→ **MATERIAL FOR THIS TASK**:
----------

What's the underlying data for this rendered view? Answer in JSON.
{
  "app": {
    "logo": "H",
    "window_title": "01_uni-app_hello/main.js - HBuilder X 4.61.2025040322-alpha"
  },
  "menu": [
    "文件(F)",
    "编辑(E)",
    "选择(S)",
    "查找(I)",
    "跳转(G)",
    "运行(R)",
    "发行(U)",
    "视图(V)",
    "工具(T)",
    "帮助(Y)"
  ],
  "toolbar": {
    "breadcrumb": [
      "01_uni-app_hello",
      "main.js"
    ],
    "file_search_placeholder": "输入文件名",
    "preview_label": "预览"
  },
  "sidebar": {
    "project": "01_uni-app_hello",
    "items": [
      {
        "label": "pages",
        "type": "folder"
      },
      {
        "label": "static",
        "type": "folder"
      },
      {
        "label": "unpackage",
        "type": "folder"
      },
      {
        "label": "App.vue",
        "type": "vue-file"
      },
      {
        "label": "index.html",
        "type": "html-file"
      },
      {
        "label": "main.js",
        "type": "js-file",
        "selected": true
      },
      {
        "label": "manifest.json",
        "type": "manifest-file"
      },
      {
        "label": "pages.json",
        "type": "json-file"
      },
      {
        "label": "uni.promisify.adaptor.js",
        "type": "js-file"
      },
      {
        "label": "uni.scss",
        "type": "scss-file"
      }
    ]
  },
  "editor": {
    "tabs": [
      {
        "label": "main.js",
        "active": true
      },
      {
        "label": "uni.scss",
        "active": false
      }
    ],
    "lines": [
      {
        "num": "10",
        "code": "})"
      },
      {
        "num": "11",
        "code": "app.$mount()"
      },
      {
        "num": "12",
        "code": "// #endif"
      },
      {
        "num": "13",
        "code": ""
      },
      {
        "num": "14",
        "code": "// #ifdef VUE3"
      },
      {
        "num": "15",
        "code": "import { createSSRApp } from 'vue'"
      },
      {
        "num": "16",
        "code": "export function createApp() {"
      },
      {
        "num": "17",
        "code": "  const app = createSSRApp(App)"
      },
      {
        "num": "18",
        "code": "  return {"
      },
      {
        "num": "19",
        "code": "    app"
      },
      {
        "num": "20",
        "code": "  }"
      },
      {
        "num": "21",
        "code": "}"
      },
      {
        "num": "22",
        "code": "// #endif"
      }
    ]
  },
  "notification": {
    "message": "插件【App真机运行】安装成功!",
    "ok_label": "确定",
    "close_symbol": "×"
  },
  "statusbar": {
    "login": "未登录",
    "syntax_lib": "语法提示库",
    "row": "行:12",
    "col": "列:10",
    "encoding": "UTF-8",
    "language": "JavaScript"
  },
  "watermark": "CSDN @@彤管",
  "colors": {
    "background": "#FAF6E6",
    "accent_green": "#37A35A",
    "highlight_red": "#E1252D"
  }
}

----------

→ **AIM**:
Return the material in full, exactly as shown.

→ **ANSWER TO THE EXERCISE**:
What's the underlying data for this rendered view? Answer in JSON.
{
  "app": {
    "logo": "H",
    "window_title": "01_uni-app_hello/main.js - HBuilder X 4.61.2025040322-alpha"
  },
  "menu": [
    "文件(F)",
    "编辑(E)",
    "选择(S)",
    "查找(I)",
    "跳转(G)",
    "运行(R)",
    "发行(U)",
    "视图(V)",
    "工具(T)",
    "帮助(Y)"
  ],
  "toolbar": {
    "breadcrumb": [
      "01_uni-app_hello",
      "main.js"
    ],
    "file_search_placeholder": "输入文件名",
    "preview_label": "预览"
  },
  "sidebar": {
    "project": "01_uni-app_hello",
    "items": [
      {
        "label": "pages",
        "type": "folder"
      },
      {
        "label": "static",
        "type": "folder"
      },
      {
        "label": "unpackage",
        "type": "folder"
      },
      {
        "label": "App.vue",
        "type": "vue-file"
      },
      {
        "label": "index.html",
        "type": "html-file"
      },
      {
        "label": "main.js",
        "type": "js-file",
        "selected": true
      },
      {
        "label": "manifest.json",
        "type": "manifest-file"
      },
      {
        "label": "pages.json",
        "type": "json-file"
      },
      {
        "label": "uni.promisify.adaptor.js",
        "type": "js-file"
      },
      {
        "label": "uni.scss",
        "type": "scss-file"
      }
    ]
  },
  "editor": {
    "tabs": [
      {
        "label": "main.js",
        "active": true
      },
      {
        "label": "uni.scss",
        "active": false
      }
    ],
    "lines": [
      {
        "num": "10",
        "code": "})"
      },
      {
        "num": "11",
        "code": "app.$mount()"
      },
      {
        "num": "12",
        "code": "// #endif"
      },
      {
        "num": "13",
        "code": ""
      },
      {
        "num": "14",
        "code": "// #ifdef VUE3"
      },
      {
        "num": "15",
        "code": "import { createSSRApp } from 'vue'"
      },
      {
        "num": "16",
        "code": "export function createApp() {"
      },
      {
        "num": "17",
        "code": "  const app = createSSRApp(App)"
      },
      {
        "num": "18",
        "code": "  return {"
      },
      {
        "num": "19",
        "code": "    app"
      },
      {
        "num": "20",
        "code": "  }"
      },
      {
        "num": "21",
        "code": "}"
      },
      {
        "num": "22",
        "code": "// #endif"
      }
    ]
  },
  "notification": {
    "message": "插件【App真机运行】安装成功!",
    "ok_label": "确定",
    "close_symbol": "×"
  },
  "statusbar": {
    "login": "未登录",
    "syntax_lib": "语法提示库",
    "row": "行:12",
    "col": "列:10",
    "encoding": "UTF-8",
    "language": "JavaScript"
  },
  "watermark": "CSDN @@彤管",
  "colors": {
    "background": "#FAF6E6",
    "accent_green": "#37A35A",
    "highlight_red": "#E1252D"
  }
}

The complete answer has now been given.